- Exercise description: Extract everything from the start of the listing down to the line containing "legend-tick-label: 10: [116, 431, 129, 443]", with both ends included, and reproduce those lines verbatim.
— Begin Dataset entries —
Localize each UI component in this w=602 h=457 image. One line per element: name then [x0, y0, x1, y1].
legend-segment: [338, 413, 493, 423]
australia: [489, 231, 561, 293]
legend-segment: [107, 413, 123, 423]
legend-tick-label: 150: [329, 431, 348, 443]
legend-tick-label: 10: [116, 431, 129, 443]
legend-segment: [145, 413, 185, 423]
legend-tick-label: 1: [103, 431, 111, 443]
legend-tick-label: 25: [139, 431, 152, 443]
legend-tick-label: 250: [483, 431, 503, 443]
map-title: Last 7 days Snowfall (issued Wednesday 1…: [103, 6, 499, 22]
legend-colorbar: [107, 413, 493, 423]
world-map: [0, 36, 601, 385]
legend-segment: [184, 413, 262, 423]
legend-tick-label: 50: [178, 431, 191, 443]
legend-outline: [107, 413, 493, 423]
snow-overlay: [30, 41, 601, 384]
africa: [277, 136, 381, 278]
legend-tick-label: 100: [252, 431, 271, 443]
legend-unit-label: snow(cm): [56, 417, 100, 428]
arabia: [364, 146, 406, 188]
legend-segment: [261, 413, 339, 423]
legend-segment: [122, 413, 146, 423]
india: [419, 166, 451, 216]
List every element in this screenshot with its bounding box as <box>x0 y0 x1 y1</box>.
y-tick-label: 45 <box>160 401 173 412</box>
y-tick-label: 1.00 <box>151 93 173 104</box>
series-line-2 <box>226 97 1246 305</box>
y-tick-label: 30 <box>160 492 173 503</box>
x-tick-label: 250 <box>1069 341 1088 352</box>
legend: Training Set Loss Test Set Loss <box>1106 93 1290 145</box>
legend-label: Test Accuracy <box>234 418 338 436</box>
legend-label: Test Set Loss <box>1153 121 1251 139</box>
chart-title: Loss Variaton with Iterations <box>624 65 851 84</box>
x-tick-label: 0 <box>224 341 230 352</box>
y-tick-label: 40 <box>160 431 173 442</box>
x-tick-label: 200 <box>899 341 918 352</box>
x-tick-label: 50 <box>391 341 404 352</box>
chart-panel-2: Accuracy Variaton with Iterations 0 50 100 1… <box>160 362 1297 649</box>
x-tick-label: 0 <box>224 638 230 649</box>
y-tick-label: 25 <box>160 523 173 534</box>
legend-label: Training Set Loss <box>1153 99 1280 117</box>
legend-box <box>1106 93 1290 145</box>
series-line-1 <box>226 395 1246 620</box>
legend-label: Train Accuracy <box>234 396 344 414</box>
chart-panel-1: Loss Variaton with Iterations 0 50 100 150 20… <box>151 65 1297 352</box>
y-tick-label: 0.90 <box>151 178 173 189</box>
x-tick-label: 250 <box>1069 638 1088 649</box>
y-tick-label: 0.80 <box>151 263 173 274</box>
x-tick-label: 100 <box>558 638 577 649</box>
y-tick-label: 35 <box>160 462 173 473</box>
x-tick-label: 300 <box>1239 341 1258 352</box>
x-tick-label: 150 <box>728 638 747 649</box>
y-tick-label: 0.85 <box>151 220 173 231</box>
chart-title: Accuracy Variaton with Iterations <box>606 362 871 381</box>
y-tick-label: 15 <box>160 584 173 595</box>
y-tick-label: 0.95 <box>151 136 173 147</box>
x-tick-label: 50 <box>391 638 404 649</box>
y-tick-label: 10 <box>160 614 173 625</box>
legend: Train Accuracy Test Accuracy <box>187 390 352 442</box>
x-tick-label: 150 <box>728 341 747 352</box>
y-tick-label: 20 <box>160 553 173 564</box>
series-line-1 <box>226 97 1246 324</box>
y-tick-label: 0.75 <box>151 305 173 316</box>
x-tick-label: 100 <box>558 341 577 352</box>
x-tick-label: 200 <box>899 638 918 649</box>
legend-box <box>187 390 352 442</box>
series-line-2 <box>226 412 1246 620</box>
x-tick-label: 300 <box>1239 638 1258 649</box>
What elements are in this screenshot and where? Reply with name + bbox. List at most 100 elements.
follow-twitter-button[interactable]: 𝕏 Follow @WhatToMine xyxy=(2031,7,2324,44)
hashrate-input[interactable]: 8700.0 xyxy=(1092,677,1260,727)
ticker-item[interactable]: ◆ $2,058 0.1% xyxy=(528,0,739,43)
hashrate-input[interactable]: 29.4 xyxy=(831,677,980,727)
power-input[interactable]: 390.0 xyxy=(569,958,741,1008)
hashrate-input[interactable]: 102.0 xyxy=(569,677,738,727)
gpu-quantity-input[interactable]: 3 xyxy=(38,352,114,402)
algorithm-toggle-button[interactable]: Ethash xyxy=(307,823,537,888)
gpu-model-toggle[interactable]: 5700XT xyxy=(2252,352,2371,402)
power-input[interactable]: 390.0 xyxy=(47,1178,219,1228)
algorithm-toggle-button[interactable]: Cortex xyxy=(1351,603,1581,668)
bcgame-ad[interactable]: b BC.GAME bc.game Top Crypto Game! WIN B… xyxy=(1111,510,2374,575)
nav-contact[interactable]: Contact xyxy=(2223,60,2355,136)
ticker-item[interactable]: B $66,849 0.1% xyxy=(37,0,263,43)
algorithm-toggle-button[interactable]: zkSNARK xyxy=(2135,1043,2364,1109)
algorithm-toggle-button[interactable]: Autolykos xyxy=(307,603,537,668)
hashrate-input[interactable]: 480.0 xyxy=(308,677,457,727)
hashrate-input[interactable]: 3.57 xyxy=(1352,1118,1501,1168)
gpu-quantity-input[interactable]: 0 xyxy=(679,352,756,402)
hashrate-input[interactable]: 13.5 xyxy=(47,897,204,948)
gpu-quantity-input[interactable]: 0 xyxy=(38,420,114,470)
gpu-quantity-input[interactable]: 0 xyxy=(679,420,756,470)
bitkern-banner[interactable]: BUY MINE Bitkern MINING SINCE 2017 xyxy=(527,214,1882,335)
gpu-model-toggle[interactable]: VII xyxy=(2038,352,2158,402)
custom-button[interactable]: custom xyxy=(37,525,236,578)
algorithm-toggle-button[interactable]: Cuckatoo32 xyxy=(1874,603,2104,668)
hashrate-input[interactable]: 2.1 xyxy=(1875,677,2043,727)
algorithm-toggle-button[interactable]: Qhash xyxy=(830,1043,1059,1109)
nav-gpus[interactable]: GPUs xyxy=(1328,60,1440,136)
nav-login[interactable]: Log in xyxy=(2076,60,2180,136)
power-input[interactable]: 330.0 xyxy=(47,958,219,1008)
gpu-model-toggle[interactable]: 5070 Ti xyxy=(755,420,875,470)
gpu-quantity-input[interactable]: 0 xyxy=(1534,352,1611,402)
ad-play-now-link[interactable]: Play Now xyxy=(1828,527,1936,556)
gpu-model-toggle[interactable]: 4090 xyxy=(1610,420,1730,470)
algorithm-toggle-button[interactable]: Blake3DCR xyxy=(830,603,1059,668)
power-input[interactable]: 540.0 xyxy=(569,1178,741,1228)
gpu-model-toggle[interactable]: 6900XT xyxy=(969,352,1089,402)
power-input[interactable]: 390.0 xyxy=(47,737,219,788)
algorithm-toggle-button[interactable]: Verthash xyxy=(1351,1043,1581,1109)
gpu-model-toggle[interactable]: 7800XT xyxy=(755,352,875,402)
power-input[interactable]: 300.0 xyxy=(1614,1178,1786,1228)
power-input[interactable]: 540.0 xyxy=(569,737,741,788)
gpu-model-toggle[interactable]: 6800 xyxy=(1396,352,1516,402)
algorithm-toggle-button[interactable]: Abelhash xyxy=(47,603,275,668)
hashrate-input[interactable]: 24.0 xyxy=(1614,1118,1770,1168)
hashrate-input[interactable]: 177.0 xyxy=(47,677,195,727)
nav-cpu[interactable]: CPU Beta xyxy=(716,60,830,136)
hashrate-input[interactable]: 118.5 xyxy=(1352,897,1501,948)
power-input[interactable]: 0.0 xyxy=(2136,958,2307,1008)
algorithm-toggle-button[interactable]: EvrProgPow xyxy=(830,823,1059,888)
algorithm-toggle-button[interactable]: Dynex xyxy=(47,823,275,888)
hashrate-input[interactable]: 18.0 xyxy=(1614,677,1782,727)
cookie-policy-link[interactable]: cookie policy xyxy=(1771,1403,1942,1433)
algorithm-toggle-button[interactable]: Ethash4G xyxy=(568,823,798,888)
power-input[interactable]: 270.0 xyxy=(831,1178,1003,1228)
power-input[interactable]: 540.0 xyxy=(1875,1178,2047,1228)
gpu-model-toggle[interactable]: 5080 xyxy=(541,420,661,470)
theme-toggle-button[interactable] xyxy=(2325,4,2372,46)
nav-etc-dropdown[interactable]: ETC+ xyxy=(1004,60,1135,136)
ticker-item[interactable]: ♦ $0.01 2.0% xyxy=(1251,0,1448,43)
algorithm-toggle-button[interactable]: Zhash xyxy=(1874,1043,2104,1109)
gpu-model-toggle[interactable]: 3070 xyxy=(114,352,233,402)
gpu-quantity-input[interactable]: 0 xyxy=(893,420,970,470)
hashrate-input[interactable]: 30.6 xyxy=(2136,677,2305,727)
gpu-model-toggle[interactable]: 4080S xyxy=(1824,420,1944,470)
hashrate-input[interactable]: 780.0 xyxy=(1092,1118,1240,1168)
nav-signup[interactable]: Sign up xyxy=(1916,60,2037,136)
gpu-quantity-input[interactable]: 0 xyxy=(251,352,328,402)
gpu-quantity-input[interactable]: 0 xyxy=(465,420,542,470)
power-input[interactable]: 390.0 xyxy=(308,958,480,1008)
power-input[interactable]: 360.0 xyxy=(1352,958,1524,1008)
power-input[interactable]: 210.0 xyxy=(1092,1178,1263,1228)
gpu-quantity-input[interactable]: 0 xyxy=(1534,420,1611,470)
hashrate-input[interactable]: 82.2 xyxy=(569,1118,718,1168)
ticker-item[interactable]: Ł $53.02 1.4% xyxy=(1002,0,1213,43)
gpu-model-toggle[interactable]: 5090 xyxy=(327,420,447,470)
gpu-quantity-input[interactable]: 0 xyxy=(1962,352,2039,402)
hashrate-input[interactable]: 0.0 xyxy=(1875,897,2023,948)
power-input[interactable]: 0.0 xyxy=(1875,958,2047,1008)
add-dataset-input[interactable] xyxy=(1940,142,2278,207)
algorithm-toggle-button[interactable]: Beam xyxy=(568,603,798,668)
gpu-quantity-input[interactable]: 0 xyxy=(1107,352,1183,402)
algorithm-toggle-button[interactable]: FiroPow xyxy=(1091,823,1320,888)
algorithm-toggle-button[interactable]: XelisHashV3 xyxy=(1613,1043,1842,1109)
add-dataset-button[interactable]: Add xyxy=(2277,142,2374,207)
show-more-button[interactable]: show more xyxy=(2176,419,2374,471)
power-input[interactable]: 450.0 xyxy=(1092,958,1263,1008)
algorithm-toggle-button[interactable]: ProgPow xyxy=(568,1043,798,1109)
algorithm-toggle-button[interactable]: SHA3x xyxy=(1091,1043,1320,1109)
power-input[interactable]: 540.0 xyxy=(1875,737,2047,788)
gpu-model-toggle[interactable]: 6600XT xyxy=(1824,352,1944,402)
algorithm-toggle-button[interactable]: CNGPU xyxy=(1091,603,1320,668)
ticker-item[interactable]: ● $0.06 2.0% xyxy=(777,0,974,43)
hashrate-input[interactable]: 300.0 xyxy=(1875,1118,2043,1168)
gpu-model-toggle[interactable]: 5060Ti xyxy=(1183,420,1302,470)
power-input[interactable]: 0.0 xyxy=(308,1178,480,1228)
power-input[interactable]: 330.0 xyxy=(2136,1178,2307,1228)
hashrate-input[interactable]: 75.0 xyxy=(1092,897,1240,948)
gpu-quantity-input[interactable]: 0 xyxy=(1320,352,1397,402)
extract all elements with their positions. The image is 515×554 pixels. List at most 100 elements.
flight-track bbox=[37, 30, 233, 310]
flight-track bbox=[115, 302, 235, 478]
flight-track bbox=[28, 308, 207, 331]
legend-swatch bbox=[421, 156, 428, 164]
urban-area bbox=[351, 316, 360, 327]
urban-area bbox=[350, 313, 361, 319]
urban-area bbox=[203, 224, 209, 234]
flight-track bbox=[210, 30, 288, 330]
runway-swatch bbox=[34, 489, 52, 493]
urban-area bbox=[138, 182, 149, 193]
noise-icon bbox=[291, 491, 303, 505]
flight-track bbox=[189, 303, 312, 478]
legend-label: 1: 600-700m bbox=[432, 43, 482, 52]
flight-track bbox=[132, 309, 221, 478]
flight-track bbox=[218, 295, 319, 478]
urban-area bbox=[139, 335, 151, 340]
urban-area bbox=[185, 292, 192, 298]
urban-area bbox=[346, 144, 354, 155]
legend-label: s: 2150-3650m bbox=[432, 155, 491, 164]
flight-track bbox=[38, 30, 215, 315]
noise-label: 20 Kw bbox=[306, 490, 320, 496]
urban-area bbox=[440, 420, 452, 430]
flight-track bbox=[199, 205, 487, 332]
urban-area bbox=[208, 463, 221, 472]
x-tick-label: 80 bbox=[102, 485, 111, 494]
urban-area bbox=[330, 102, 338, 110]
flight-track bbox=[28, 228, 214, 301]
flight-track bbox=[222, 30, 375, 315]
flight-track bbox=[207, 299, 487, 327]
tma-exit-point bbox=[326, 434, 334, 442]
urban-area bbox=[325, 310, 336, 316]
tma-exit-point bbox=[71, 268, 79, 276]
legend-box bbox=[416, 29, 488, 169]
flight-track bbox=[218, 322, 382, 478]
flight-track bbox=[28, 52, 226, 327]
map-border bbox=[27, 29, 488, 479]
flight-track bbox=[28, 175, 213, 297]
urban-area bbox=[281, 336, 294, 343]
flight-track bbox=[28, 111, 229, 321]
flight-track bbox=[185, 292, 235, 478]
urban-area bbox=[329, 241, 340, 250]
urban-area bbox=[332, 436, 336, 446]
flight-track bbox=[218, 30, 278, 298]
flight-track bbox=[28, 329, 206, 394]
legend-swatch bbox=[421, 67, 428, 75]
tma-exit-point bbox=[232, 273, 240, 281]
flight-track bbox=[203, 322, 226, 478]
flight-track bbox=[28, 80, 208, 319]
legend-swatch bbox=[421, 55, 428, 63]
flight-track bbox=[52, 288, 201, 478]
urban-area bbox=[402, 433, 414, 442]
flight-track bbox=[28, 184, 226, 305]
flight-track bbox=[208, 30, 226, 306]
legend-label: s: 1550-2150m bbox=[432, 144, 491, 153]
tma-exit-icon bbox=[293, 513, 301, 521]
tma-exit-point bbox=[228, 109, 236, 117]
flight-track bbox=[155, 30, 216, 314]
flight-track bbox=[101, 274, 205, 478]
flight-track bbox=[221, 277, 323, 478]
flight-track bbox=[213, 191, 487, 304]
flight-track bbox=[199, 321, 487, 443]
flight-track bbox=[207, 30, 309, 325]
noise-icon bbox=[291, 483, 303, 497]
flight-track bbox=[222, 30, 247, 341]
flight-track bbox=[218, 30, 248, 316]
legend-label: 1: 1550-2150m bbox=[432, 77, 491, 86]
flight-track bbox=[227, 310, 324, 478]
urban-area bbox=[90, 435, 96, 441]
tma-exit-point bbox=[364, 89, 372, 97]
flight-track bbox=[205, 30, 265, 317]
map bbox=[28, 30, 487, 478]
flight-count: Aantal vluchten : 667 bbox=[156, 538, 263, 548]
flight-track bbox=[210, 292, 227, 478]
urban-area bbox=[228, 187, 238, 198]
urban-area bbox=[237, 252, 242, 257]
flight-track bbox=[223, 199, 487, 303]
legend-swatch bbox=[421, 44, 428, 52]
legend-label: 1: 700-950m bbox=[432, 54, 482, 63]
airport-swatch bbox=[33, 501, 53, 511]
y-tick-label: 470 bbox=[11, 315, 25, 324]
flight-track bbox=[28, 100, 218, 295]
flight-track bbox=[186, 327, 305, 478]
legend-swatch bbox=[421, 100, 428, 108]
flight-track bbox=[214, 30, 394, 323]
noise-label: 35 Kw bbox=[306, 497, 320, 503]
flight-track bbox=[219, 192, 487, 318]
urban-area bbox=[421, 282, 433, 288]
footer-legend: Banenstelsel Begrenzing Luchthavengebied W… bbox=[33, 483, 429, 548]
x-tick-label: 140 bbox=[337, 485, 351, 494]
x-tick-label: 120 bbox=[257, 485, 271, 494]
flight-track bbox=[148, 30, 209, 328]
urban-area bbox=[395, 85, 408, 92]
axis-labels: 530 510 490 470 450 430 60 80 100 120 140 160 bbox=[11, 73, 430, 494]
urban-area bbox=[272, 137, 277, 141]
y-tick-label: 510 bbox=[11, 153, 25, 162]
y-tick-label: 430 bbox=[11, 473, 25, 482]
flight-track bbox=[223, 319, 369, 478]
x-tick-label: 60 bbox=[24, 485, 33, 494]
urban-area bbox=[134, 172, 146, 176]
— End Dataset entries —
- Exercise solution:
Localize each UI component in this w=602 h=457 image. One line per element: name then [x0, y0, x1, y1].
legend-segment: [338, 413, 493, 423]
australia: [489, 231, 561, 293]
legend-segment: [107, 413, 123, 423]
legend-tick-label: 150: [329, 431, 348, 443]
legend-tick-label: 10: [116, 431, 129, 443]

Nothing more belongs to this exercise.